───── MATERIAL PROVIDED

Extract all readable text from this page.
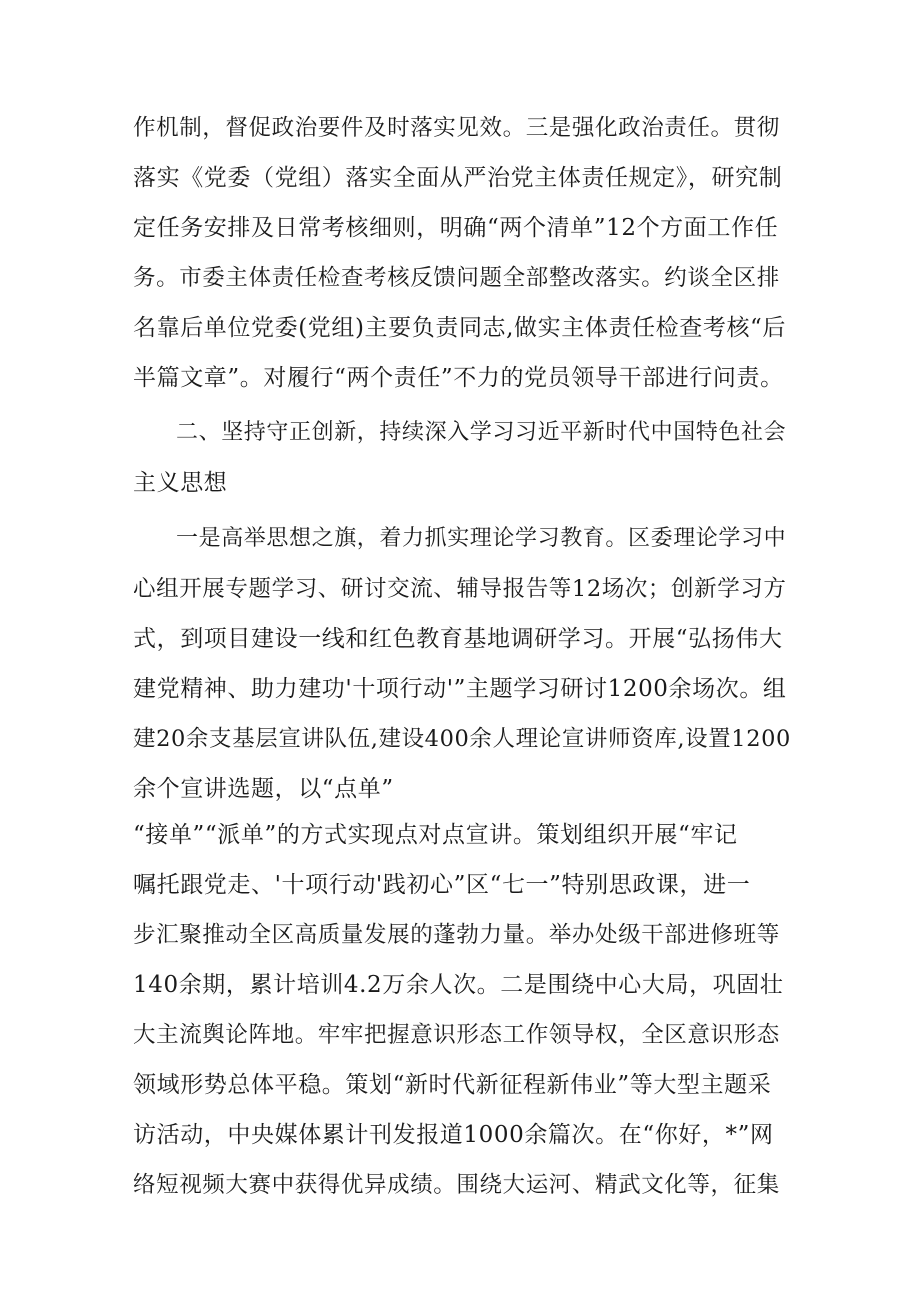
作机制，督促政治要件及时落实见效。三是强化政治责任。贯彻
落实《党委（党组）落实全面从严治党主体责任规定》，研究制
定任务安排及日常考核细则，明确“两个清单”12个方面工作任
务。市委主体责任检查考核反馈问题全部整改落实。约谈全区排
名靠后单位党委(党组)主要负责同志,做实主体责任检查考核“后
半篇文章”。对履行“两个责任”不力的党员领导干部进行问责。
二、坚持守正创新，持续深入学习习近平新时代中国特色社会
主义思想
一是高举思想之旗，着力抓实理论学习教育。区委理论学习中
心组开展专题学习、研讨交流、辅导报告等12场次；创新学习方
式，到项目建设一线和红色教育基地调研学习。开展“弘扬伟大
建党精神、助力建功'十项行动'”主题学习研讨1200余场次。组
建20余支基层宣讲队伍,建设400余人理论宣讲师资库,设置1200
余个宣讲选题，以“点单”
“接单”“派单”的方式实现点对点宣讲。策划组织开展“牢记
嘱托跟党走、'十项行动'践初心”区“七一”特别思政课，进一
步汇聚推动全区高质量发展的蓬勃力量。举办处级干部进修班等
140余期，累计培训4.2万余人次。二是围绕中心大局，巩固壮
大主流舆论阵地。牢牢把握意识形态工作领导权，全区意识形态
领域形势总体平稳。策划“新时代新征程新伟业”等大型主题采
访活动，中央媒体累计刊发报道1000余篇次。在“你好，*”网
络短视频大赛中获得优异成绩。围绕大运河、精武文化等，征集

──────────

Gather up the lines that contain the word "十项行动".

#### THE SOLUTION:
建党精神、助力建功'十项行动'”主题学习研讨1200余场次。组
嘱托跟党走、'十项行动'践初心”区“七一”特别思政课，进一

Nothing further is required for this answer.